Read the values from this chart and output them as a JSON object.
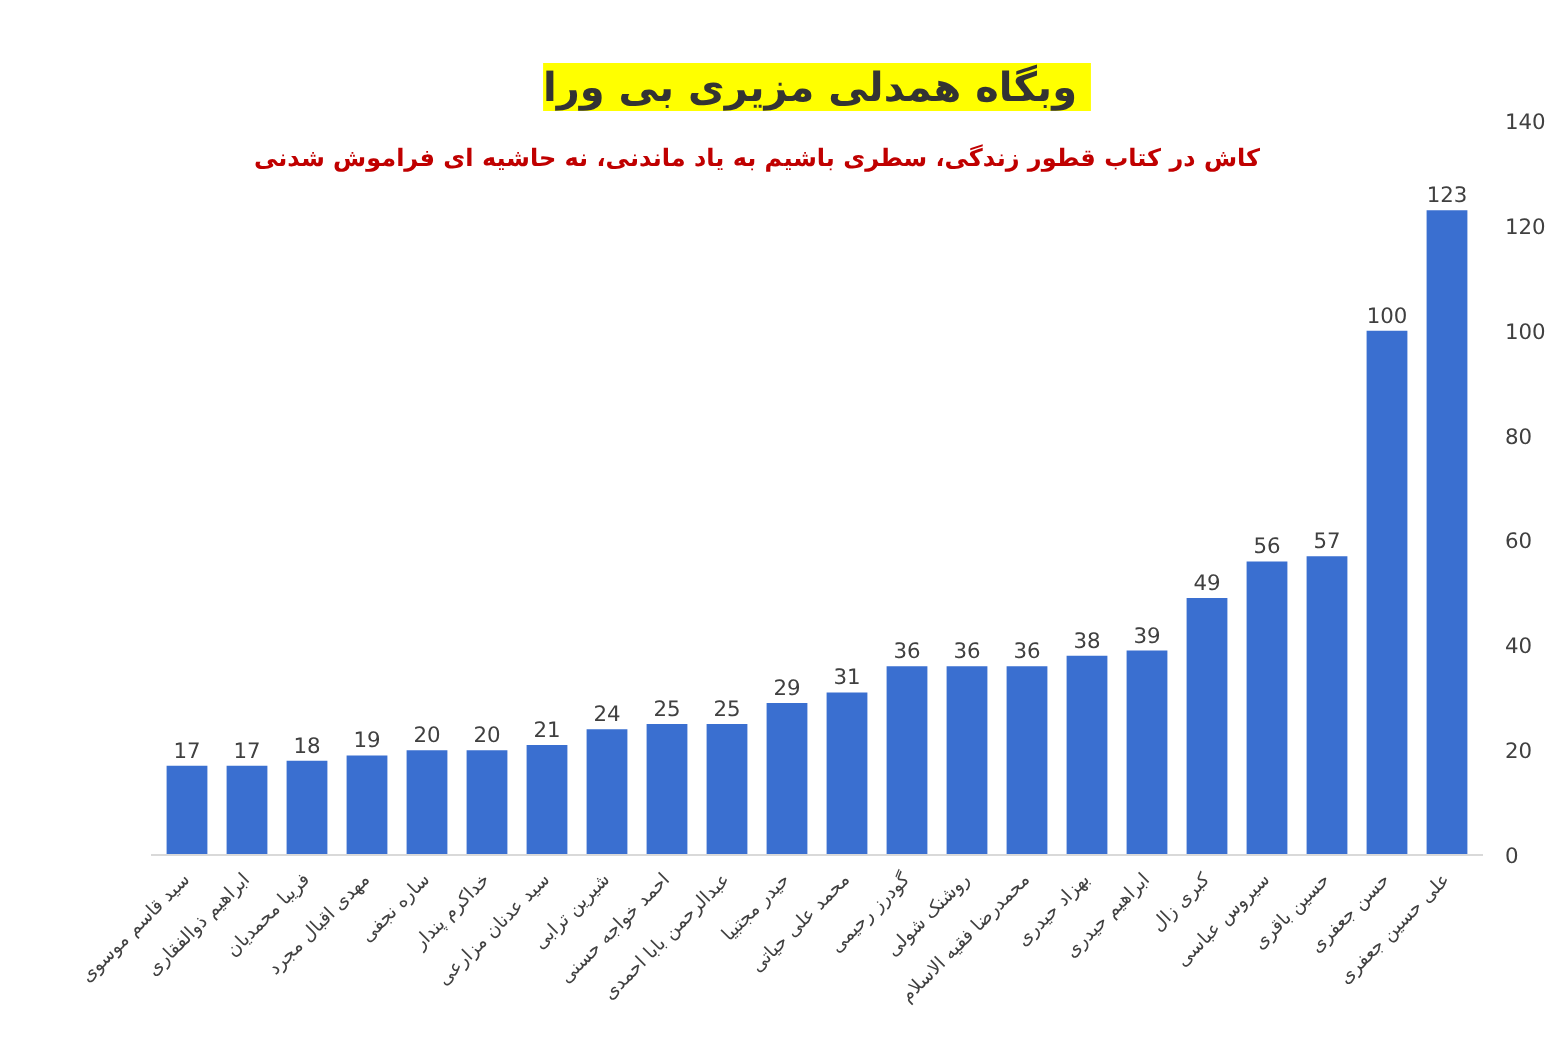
{
  "chart_data": {
    "type": "bar",
    "title": "وبگاه همدلی مزیری  بی ورا",
    "subtitle": "کاش در کتاب قطور زندگی، سطری باشیم به یاد ماندنی، نه حاشیه ای فراموش شدنی",
    "categories": [
      "سید قاسم موسوی",
      "ابراهیم ذوالفقاری",
      "فریبا محمدیان",
      "مهدی اقبال مجرد",
      "ساره نجفی",
      "خداکرم پندار",
      "سید عدنان مزارعی",
      "شیرین ترابی",
      "احمد خواجه حسنی",
      "عبدالرحمن بابا احمدی",
      "حیدر مجتبیا",
      "محمد علی حیاتی",
      "گودرز رحیمی",
      "روشنک شولی",
      "محمدرضا فقیه الاسلام",
      "بهزاد حیدری",
      "ابراهیم حیدری",
      "کبری زال",
      "سیروس عباسی",
      "حسین باقری",
      "حسن جعفری",
      "علی حسین جعفری"
    ],
    "values": [
      17,
      17,
      18,
      19,
      20,
      20,
      21,
      24,
      25,
      25,
      29,
      31,
      36,
      36,
      36,
      38,
      39,
      49,
      56,
      57,
      100,
      123
    ],
    "color": "#3a6fd0",
    "ylim": [
      0,
      140
    ],
    "yticks": [
      0,
      20,
      40,
      60,
      80,
      100,
      120,
      140
    ],
    "data_labels": true,
    "grid": false
  }
}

..............................

The problem >>
Print all the records again exactly; do not include any picture.

Exercise solution >>
Read the values from this chart and output them as a JSON object.
{
  "chart_data": {
    "type": "bar",
    "title": "وبگاه همدلی مزیری  بی ورا",
    "subtitle": "کاش در کتاب قطور زندگی، سطری باشیم به یاد ماندنی، نه حاشیه ای فراموش شدنی",
    "categories": [
      "سید قاسم موسوی",
      "ابراهیم ذوالفقاری",
      "فریبا محمدیان",
      "مهدی اقبال مجرد",
      "ساره نجفی",
      "خداکرم پندار",
      "سید عدنان مزارعی",
      "شیرین ترابی",
      "احمد خواجه حسنی",
      "عبدالرحمن بابا احمدی",
      "حیدر مجتبیا",
      "محمد علی حیاتی",
      "گودرز رحیمی",
      "روشنک شولی",
      "محمدرضا فقیه الاسلام",
      "بهزاد حیدری",
      "ابراهیم حیدری",
      "کبری زال",
      "سیروس عباسی",
      "حسین باقری",
      "حسن جعفری",
      "علی حسین جعفری"
    ],
    "values": [
      17,
      17,
      18,
      19,
      20,
      20,
      21,
      24,
      25,
      25,
      29,
      31,
      36,
      36,
      36,
      38,
      39,
      49,
      56,
      57,
      100,
      123
    ],
    "color": "#3a6fd0",
    "ylim": [
      0,
      140
    ],
    "yticks": [
      0,
      20,
      40,
      60,
      80,
      100,
      120,
      140
    ],
    "data_labels": true,
    "grid": false
  }
}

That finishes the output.